## Given task
Determine which lines contain the word "Since", then copy those lines.

>> Start Available records

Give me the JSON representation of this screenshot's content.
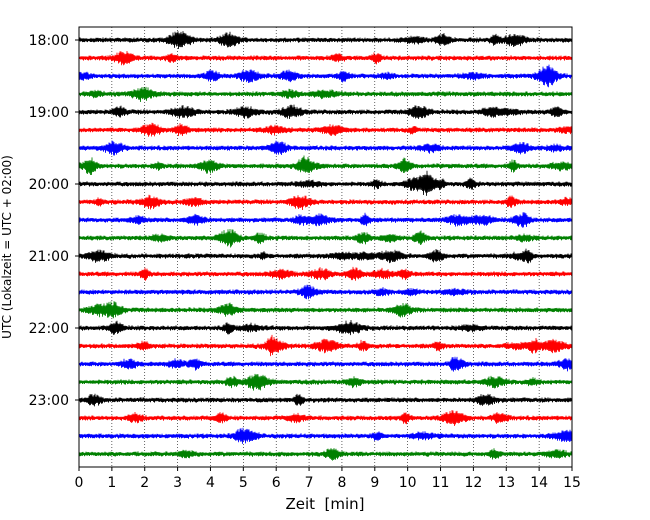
{
  "chart_data": {
    "type": "line",
    "title": "",
    "xlabel": "Zeit  [min]",
    "ylabel": "UTC (Lokalzeit = UTC + 02:00)",
    "xlim": [
      0,
      15
    ],
    "x_ticks": [
      0,
      1,
      2,
      3,
      4,
      5,
      6,
      7,
      8,
      9,
      10,
      11,
      12,
      13,
      14,
      15
    ],
    "x_tick_labels": [
      "0",
      "1",
      "2",
      "3",
      "4",
      "5",
      "6",
      "7",
      "8",
      "9",
      "10",
      "11",
      "12",
      "13",
      "14",
      "15"
    ],
    "y_tick_labels": [
      "18:00",
      "19:00",
      "20:00",
      "21:00",
      "22:00",
      "23:00"
    ],
    "grid": "vertical dotted",
    "legend": "none",
    "trace_interval_minutes": 15,
    "trace_count": 24,
    "colors": [
      "#000000",
      "#ff0000",
      "#0000ff",
      "#008000"
    ]
  }
}
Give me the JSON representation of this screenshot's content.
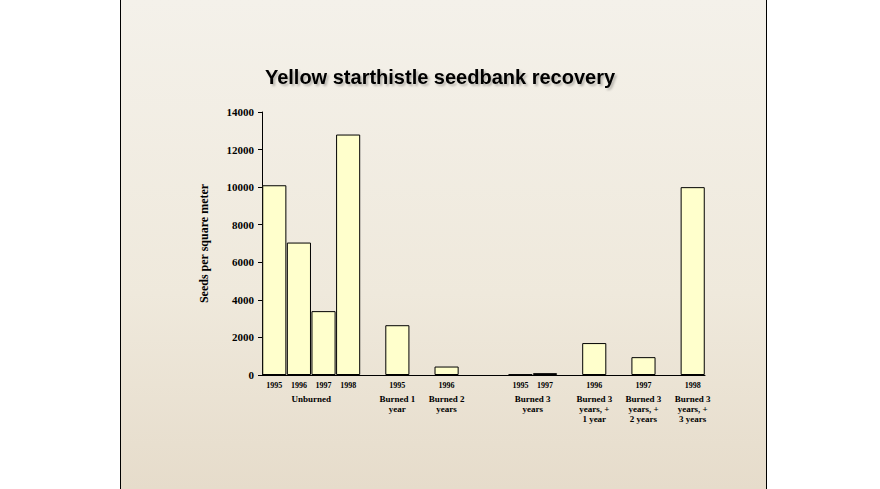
{
  "chart_data": {
    "type": "bar",
    "title": "Yellow starthistle seedbank recovery",
    "y_label": "Seeds per square meter",
    "categories": [
      "1995",
      "1996",
      "1997",
      "1998",
      null,
      "1995",
      null,
      "1996",
      null,
      null,
      "1995",
      "1997",
      null,
      "1996",
      null,
      "1997",
      null,
      "1998"
    ],
    "groups": [
      "Unburned",
      "Unburned",
      "Unburned",
      "Unburned",
      null,
      "Burned 1 year",
      null,
      "Burned 2 years",
      null,
      null,
      "Burned 3 years",
      "Burned 3 years",
      null,
      "Burned 3 years, + 1 year",
      null,
      "Burned 3 years, + 2 years",
      null,
      "Burned 3 years, + 3 years"
    ],
    "values": [
      10100,
      7050,
      3400,
      12800,
      null,
      2650,
      null,
      450,
      null,
      null,
      30,
      100,
      null,
      1700,
      null,
      950,
      null,
      10000
    ],
    "color": "#ffffcc",
    "ylim": [
      0,
      14000
    ],
    "yticks": [
      0,
      2000,
      4000,
      6000,
      8000,
      10000,
      12000,
      14000
    ],
    "grid": false
  }
}
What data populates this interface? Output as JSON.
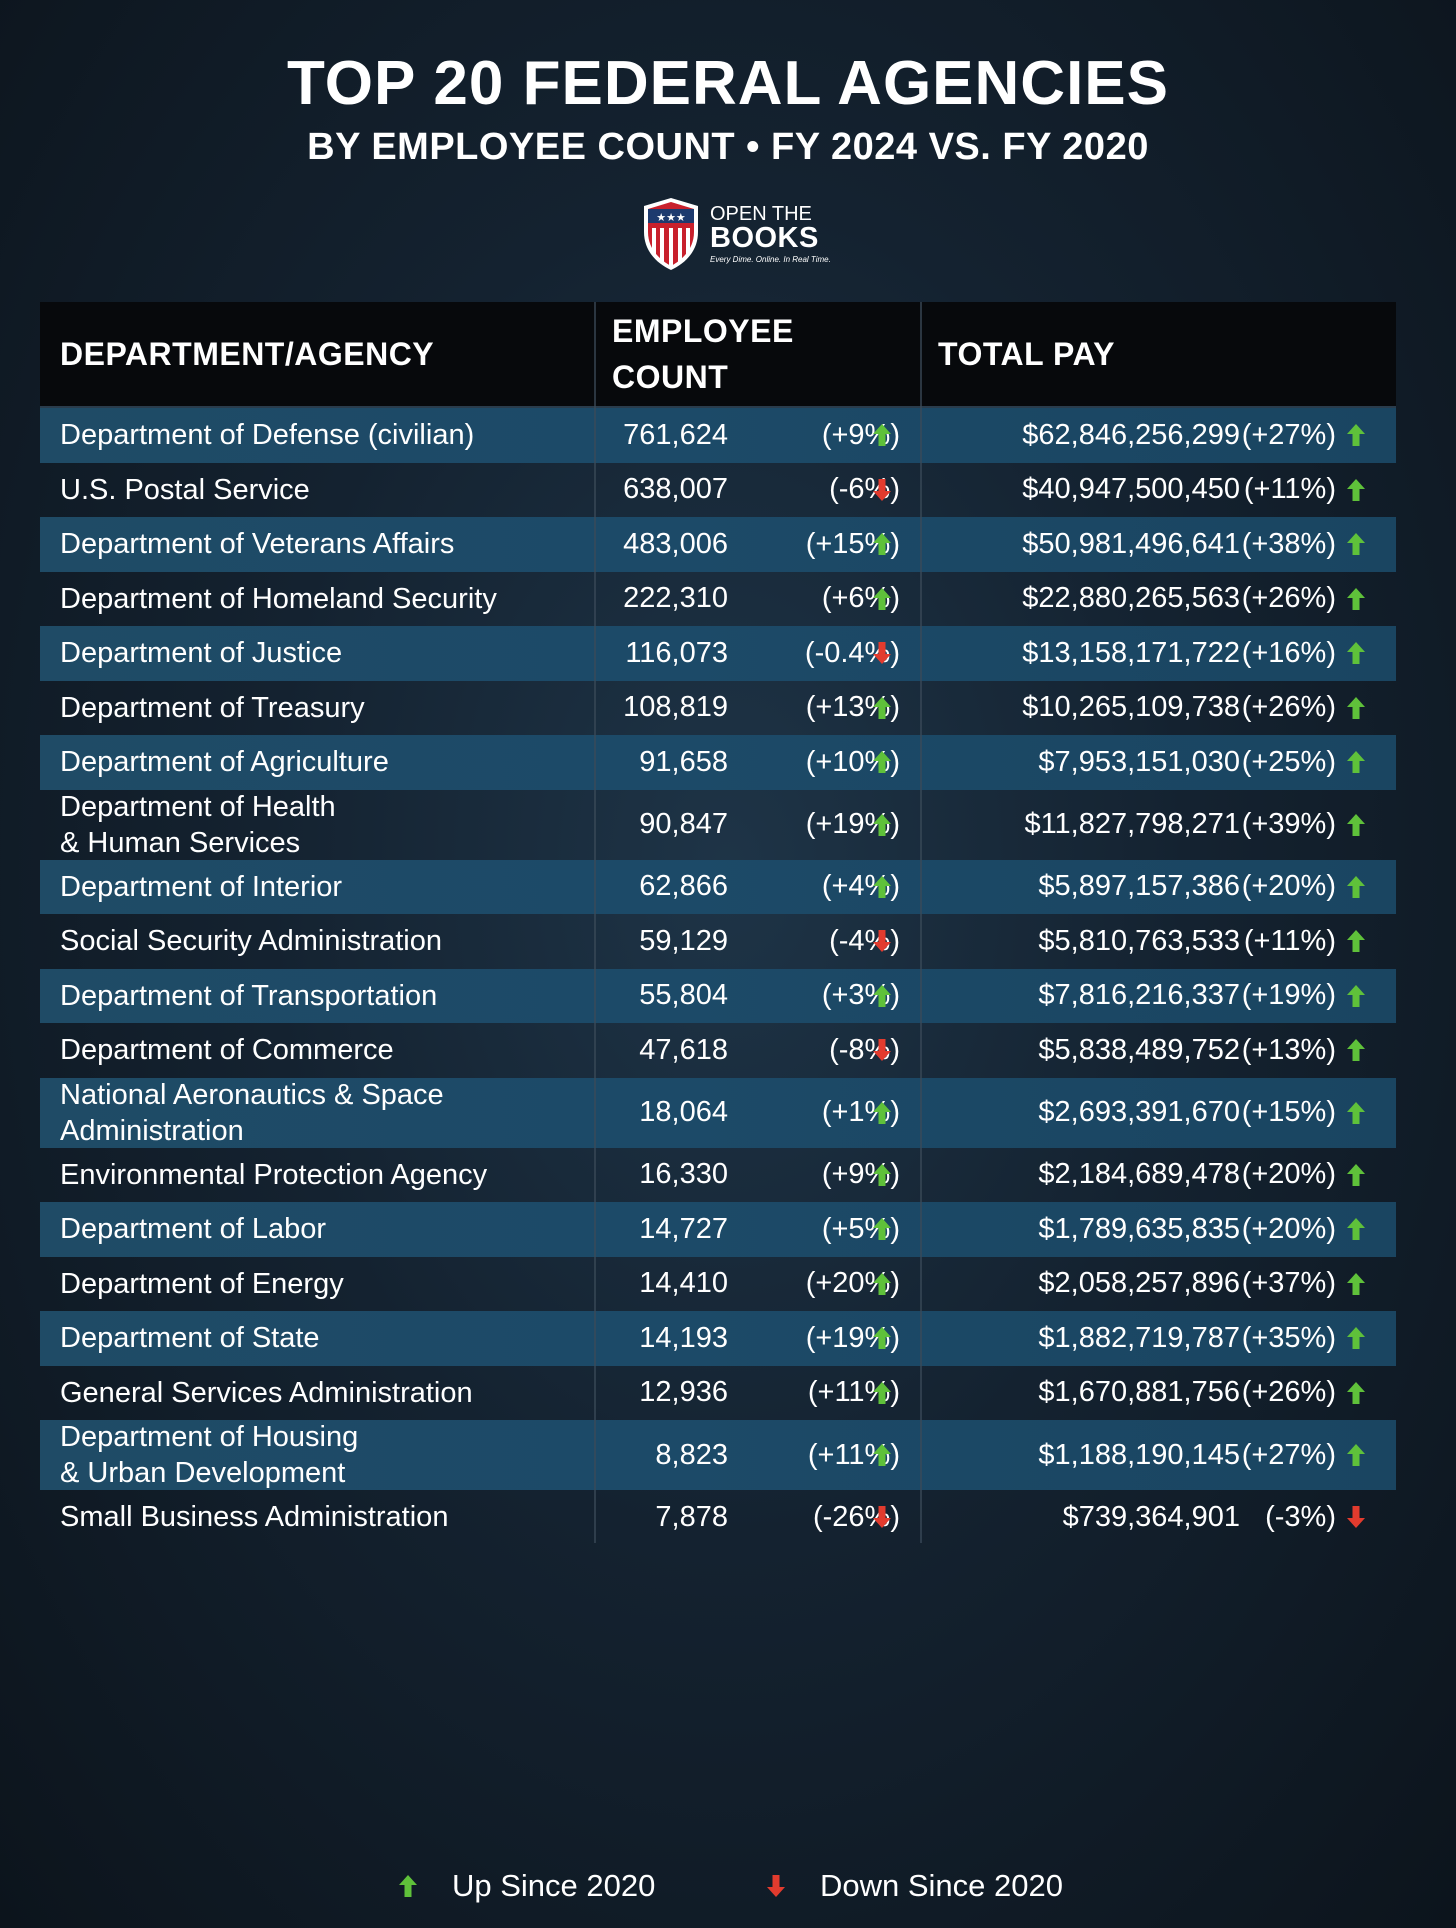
{
  "header": {
    "title": "TOP 20 FEDERAL AGENCIES",
    "subtitle": "BY EMPLOYEE COUNT • FY 2024 VS. FY 2020",
    "logo": {
      "line1": "OPEN THE",
      "line2": "BOOKS",
      "tagline": "Every Dime. Online. In Real Time."
    }
  },
  "colors": {
    "up": "#5fc13a",
    "down": "#e23b2e",
    "row_shade": "#1c4a68",
    "header_bg": "#07090c"
  },
  "chart_data": {
    "type": "table",
    "title": "TOP 20 FEDERAL AGENCIES",
    "subtitle": "BY EMPLOYEE COUNT • FY 2024 VS. FY 2020",
    "columns": [
      "DEPARTMENT/AGENCY",
      "EMPLOYEE COUNT",
      "TOTAL PAY"
    ],
    "column_lines": {
      "employee": [
        "EMPLOYEE",
        "COUNT"
      ]
    },
    "rows": [
      {
        "name": [
          "Department of Defense (civilian)"
        ],
        "count": "761,624",
        "count_change": "(+9%)",
        "count_dir": "up",
        "pay": "$62,846,256,299",
        "pay_change": "(+27%)",
        "pay_dir": "up"
      },
      {
        "name": [
          "U.S. Postal Service"
        ],
        "count": "638,007",
        "count_change": "(-6%)",
        "count_dir": "down",
        "pay": "$40,947,500,450",
        "pay_change": "(+11%)",
        "pay_dir": "up"
      },
      {
        "name": [
          "Department of Veterans Affairs"
        ],
        "count": "483,006",
        "count_change": "(+15%)",
        "count_dir": "up",
        "pay": "$50,981,496,641",
        "pay_change": "(+38%)",
        "pay_dir": "up"
      },
      {
        "name": [
          "Department of Homeland Security"
        ],
        "count": "222,310",
        "count_change": "(+6%)",
        "count_dir": "up",
        "pay": "$22,880,265,563",
        "pay_change": "(+26%)",
        "pay_dir": "up"
      },
      {
        "name": [
          "Department of Justice"
        ],
        "count": "116,073",
        "count_change": "(-0.4%)",
        "count_dir": "down",
        "pay": "$13,158,171,722",
        "pay_change": "(+16%)",
        "pay_dir": "up"
      },
      {
        "name": [
          "Department of Treasury"
        ],
        "count": "108,819",
        "count_change": "(+13%)",
        "count_dir": "up",
        "pay": "$10,265,109,738",
        "pay_change": "(+26%)",
        "pay_dir": "up"
      },
      {
        "name": [
          "Department of Agriculture"
        ],
        "count": "91,658",
        "count_change": "(+10%)",
        "count_dir": "up",
        "pay": "$7,953,151,030",
        "pay_change": "(+25%)",
        "pay_dir": "up"
      },
      {
        "name": [
          "Department of Health",
          "& Human Services"
        ],
        "count": "90,847",
        "count_change": "(+19%)",
        "count_dir": "up",
        "pay": "$11,827,798,271",
        "pay_change": "(+39%)",
        "pay_dir": "up"
      },
      {
        "name": [
          "Department of Interior"
        ],
        "count": "62,866",
        "count_change": "(+4%)",
        "count_dir": "up",
        "pay": "$5,897,157,386",
        "pay_change": "(+20%)",
        "pay_dir": "up"
      },
      {
        "name": [
          "Social Security Administration"
        ],
        "count": "59,129",
        "count_change": "(-4%)",
        "count_dir": "down",
        "pay": "$5,810,763,533",
        "pay_change": "(+11%)",
        "pay_dir": "up"
      },
      {
        "name": [
          "Department of Transportation"
        ],
        "count": "55,804",
        "count_change": "(+3%)",
        "count_dir": "up",
        "pay": "$7,816,216,337",
        "pay_change": "(+19%)",
        "pay_dir": "up"
      },
      {
        "name": [
          "Department of Commerce"
        ],
        "count": "47,618",
        "count_change": "(-8%)",
        "count_dir": "down",
        "pay": "$5,838,489,752",
        "pay_change": "(+13%)",
        "pay_dir": "up"
      },
      {
        "name": [
          "National Aeronautics & Space",
          "Administration"
        ],
        "count": "18,064",
        "count_change": "(+1%)",
        "count_dir": "up",
        "pay": "$2,693,391,670",
        "pay_change": "(+15%)",
        "pay_dir": "up"
      },
      {
        "name": [
          "Environmental Protection Agency"
        ],
        "count": "16,330",
        "count_change": "(+9%)",
        "count_dir": "up",
        "pay": "$2,184,689,478",
        "pay_change": "(+20%)",
        "pay_dir": "up"
      },
      {
        "name": [
          "Department of Labor"
        ],
        "count": "14,727",
        "count_change": "(+5%)",
        "count_dir": "up",
        "pay": "$1,789,635,835",
        "pay_change": "(+20%)",
        "pay_dir": "up"
      },
      {
        "name": [
          "Department of Energy"
        ],
        "count": "14,410",
        "count_change": "(+20%)",
        "count_dir": "up",
        "pay": "$2,058,257,896",
        "pay_change": "(+37%)",
        "pay_dir": "up"
      },
      {
        "name": [
          "Department of State"
        ],
        "count": "14,193",
        "count_change": "(+19%)",
        "count_dir": "up",
        "pay": "$1,882,719,787",
        "pay_change": "(+35%)",
        "pay_dir": "up"
      },
      {
        "name": [
          "General Services Administration"
        ],
        "count": "12,936",
        "count_change": "(+11%)",
        "count_dir": "up",
        "pay": "$1,670,881,756",
        "pay_change": "(+26%)",
        "pay_dir": "up"
      },
      {
        "name": [
          "Department of Housing",
          "& Urban Development"
        ],
        "count": "8,823",
        "count_change": "(+11%)",
        "count_dir": "up",
        "pay": "$1,188,190,145",
        "pay_change": "(+27%)",
        "pay_dir": "up"
      },
      {
        "name": [
          "Small Business Administration"
        ],
        "count": "7,878",
        "count_change": "(-26%)",
        "count_dir": "down",
        "pay": "$739,364,901",
        "pay_change": "(-3%)",
        "pay_dir": "down"
      }
    ]
  },
  "legend": {
    "up_label": "Up Since 2020",
    "down_label": "Down Since 2020"
  }
}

>> End Available records

## Solution for this exercise
    "up_label": "Up Since 2020",
    "down_label": "Down Since 2020"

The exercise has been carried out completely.